* What to produce
Copy out all the entries exactly.

* Given information
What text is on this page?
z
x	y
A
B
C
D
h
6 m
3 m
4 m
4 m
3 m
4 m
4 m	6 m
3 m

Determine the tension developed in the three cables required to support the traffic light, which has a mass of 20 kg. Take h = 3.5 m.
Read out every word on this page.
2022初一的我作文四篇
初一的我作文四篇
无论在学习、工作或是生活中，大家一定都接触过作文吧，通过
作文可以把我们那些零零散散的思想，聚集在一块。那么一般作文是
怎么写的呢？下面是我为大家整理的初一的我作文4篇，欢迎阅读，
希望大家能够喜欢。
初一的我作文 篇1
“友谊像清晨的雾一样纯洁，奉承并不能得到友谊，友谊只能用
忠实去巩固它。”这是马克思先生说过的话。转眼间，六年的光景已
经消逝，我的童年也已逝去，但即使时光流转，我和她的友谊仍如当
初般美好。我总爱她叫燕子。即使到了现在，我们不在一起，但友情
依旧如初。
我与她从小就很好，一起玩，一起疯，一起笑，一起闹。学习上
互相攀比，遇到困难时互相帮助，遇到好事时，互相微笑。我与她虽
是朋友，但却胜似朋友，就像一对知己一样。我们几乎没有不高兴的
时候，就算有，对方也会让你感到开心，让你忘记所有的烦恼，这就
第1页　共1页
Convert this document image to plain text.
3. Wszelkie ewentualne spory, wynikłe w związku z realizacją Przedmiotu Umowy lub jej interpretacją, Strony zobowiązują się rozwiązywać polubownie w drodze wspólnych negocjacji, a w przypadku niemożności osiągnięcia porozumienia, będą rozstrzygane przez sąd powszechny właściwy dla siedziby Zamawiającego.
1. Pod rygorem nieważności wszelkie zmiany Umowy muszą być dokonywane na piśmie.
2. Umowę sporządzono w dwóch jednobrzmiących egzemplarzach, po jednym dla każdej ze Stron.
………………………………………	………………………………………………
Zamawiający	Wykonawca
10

* Output for this exercise
What text is on this page?
z
x	y
A
B
C
D
h
6 m
3 m
4 m
4 m
3 m
4 m
4 m	6 m
3 m

Determine the tension developed in the three cables required to support the traffic light, which has a mass of 20 kg. Take h = 3.5 m.
Read out every word on this page.
2022初一的我作文四篇
初一的我作文四篇
无论在学习、工作或是生活中，大家一定都接触过作文吧，通过
作文可以把我们那些零零散散的思想，聚集在一块。那么一般作文是
怎么写的呢？下面是我为大家整理的初一的我作文4篇，欢迎阅读，
希望大家能够喜欢。
初一的我作文 篇1
“友谊像清晨的雾一样纯洁，奉承并不能得到友谊，友谊只能用
忠实去巩固它。”这是马克思先生说过的话。转眼间，六年的光景已
经消逝，我的童年也已逝去，但即使时光流转，我和她的友谊仍如当
初般美好。我总爱她叫燕子。即使到了现在，我们不在一起，但友情
依旧如初。
我与她从小就很好，一起玩，一起疯，一起笑，一起闹。学习上
互相攀比，遇到困难时互相帮助，遇到好事时，互相微笑。我与她虽
是朋友，但却胜似朋友，就像一对知己一样。我们几乎没有不高兴的
时候，就算有，对方也会让你感到开心，让你忘记所有的烦恼，这就
第1页　共1页
Convert this document image to plain text.
3. Wszelkie ewentualne spory, wynikłe w związku z realizacją Przedmiotu Umowy lub jej interpretacją, Strony zobowiązują się rozwiązywać polubownie w drodze wspólnych negocjacji, a w przypadku niemożności osiągnięcia porozumienia, będą rozstrzygane przez sąd powszechny właściwy dla siedziby Zamawiającego.
1. Pod rygorem nieważności wszelkie zmiany Umowy muszą być dokonywane na piśmie.
2. Umowę sporządzono w dwóch jednobrzmiących egzemplarzach, po jednym dla każdej ze Stron.
………………………………………	………………………………………………
Zamawiający	Wykonawca
10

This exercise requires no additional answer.